__STATED PROBLEM__
Beneath this task is a listing; retype all of it exactly.

Collected data:
== == ==

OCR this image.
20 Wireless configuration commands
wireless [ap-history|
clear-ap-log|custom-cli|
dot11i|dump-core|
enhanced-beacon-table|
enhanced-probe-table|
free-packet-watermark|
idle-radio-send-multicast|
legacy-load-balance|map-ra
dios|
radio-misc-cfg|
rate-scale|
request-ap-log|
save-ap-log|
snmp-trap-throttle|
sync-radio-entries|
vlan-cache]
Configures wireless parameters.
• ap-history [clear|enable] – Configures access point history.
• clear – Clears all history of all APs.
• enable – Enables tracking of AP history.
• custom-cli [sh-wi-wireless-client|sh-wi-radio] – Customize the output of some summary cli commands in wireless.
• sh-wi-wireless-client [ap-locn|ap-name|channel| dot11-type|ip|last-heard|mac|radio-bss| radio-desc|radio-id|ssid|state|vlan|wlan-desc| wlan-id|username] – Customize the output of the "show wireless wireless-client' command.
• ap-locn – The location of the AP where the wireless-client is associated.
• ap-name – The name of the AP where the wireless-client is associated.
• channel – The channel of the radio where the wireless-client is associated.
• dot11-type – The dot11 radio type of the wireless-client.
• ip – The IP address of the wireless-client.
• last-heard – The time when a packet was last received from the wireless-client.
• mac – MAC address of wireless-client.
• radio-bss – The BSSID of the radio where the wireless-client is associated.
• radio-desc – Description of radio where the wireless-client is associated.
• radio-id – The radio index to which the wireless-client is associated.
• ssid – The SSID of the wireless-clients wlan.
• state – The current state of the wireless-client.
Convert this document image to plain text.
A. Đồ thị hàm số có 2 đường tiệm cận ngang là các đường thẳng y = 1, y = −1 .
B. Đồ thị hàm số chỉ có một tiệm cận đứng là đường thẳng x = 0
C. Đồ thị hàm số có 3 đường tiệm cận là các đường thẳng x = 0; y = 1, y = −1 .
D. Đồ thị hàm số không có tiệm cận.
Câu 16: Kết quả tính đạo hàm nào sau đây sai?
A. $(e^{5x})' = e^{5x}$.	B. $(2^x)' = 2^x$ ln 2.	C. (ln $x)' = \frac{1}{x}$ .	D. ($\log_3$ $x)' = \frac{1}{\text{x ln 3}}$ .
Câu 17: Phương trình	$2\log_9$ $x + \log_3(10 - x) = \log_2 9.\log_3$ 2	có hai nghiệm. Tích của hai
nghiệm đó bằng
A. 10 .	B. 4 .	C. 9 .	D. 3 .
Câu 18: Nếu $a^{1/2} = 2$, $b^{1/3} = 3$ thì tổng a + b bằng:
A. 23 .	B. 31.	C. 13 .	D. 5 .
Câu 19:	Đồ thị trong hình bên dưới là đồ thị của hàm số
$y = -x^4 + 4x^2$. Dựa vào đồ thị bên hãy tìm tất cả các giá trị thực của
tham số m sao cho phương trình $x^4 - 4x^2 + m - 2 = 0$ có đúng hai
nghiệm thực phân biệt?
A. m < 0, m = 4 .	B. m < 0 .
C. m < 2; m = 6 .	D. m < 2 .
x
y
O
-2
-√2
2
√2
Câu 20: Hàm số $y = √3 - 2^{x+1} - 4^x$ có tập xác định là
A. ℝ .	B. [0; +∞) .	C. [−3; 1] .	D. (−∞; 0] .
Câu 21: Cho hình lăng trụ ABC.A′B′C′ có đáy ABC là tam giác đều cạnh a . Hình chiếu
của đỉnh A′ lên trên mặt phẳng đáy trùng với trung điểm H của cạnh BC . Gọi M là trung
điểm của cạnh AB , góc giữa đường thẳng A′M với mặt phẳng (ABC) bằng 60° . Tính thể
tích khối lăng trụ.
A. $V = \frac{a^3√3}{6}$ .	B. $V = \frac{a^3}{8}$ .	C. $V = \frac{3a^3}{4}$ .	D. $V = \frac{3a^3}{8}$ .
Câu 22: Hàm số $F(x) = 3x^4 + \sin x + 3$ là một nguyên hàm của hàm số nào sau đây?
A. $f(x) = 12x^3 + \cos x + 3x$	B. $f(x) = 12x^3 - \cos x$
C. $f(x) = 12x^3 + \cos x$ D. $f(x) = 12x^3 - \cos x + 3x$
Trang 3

== == ==

__TASK OUTPUT__
OCR this image.
20 Wireless configuration commands
wireless [ap-history|
clear-ap-log|custom-cli|
dot11i|dump-core|
enhanced-beacon-table|
enhanced-probe-table|
free-packet-watermark|
idle-radio-send-multicast|
legacy-load-balance|map-ra
dios|
radio-misc-cfg|
rate-scale|
request-ap-log|
save-ap-log|
snmp-trap-throttle|
sync-radio-entries|
vlan-cache]
Configures wireless parameters.
• ap-history [clear|enable] – Configures access point history.
• clear – Clears all history of all APs.
• enable – Enables tracking of AP history.
• custom-cli [sh-wi-wireless-client|sh-wi-radio] – Customize the output of some summary cli commands in wireless.
• sh-wi-wireless-client [ap-locn|ap-name|channel| dot11-type|ip|last-heard|mac|radio-bss| radio-desc|radio-id|ssid|state|vlan|wlan-desc| wlan-id|username] – Customize the output of the "show wireless wireless-client' command.
• ap-locn – The location of the AP where the wireless-client is associated.
• ap-name – The name of the AP where the wireless-client is associated.
• channel – The channel of the radio where the wireless-client is associated.
• dot11-type – The dot11 radio type of the wireless-client.
• ip – The IP address of the wireless-client.
• last-heard – The time when a packet was last received from the wireless-client.
• mac – MAC address of wireless-client.
• radio-bss – The BSSID of the radio where the wireless-client is associated.
• radio-desc – Description of radio where the wireless-client is associated.
• radio-id – The radio index to which the wireless-client is associated.
• ssid – The SSID of the wireless-clients wlan.
• state – The current state of the wireless-client.
Convert this document image to plain text.
A. Đồ thị hàm số có 2 đường tiệm cận ngang là các đường thẳng y = 1, y = −1 .
B. Đồ thị hàm số chỉ có một tiệm cận đứng là đường thẳng x = 0
C. Đồ thị hàm số có 3 đường tiệm cận là các đường thẳng x = 0; y = 1, y = −1 .
D. Đồ thị hàm số không có tiệm cận.
Câu 16: Kết quả tính đạo hàm nào sau đây sai?
A. $(e^{5x})' = e^{5x}$.	B. $(2^x)' = 2^x$ ln 2.	C. (ln $x)' = \frac{1}{x}$ .	D. ($\log_3$ $x)' = \frac{1}{\text{x ln 3}}$ .
Câu 17: Phương trình	$2\log_9$ $x + \log_3(10 - x) = \log_2 9.\log_3$ 2	có hai nghiệm. Tích của hai
nghiệm đó bằng
A. 10 .	B. 4 .	C. 9 .	D. 3 .
Câu 18: Nếu $a^{1/2} = 2$, $b^{1/3} = 3$ thì tổng a + b bằng:
A. 23 .	B. 31.	C. 13 .	D. 5 .
Câu 19:	Đồ thị trong hình bên dưới là đồ thị của hàm số
$y = -x^4 + 4x^2$. Dựa vào đồ thị bên hãy tìm tất cả các giá trị thực của
tham số m sao cho phương trình $x^4 - 4x^2 + m - 2 = 0$ có đúng hai
nghiệm thực phân biệt?
A. m < 0, m = 4 .	B. m < 0 .
C. m < 2; m = 6 .	D. m < 2 .
x
y
O
-2
-√2
2
√2
Câu 20: Hàm số $y = √3 - 2^{x+1} - 4^x$ có tập xác định là
A. ℝ .	B. [0; +∞) .	C. [−3; 1] .	D. (−∞; 0] .
Câu 21: Cho hình lăng trụ ABC.A′B′C′ có đáy ABC là tam giác đều cạnh a . Hình chiếu
của đỉnh A′ lên trên mặt phẳng đáy trùng với trung điểm H của cạnh BC . Gọi M là trung
điểm của cạnh AB , góc giữa đường thẳng A′M với mặt phẳng (ABC) bằng 60° . Tính thể
tích khối lăng trụ.
A. $V = \frac{a^3√3}{6}$ .	B. $V = \frac{a^3}{8}$ .	C. $V = \frac{3a^3}{4}$ .	D. $V = \frac{3a^3}{8}$ .
Câu 22: Hàm số $F(x) = 3x^4 + \sin x + 3$ là một nguyên hàm của hàm số nào sau đây?
A. $f(x) = 12x^3 + \cos x + 3x$	B. $f(x) = 12x^3 - \cos x$
C. $f(x) = 12x^3 + \cos x$ D. $f(x) = 12x^3 - \cos x + 3x$
Trang 3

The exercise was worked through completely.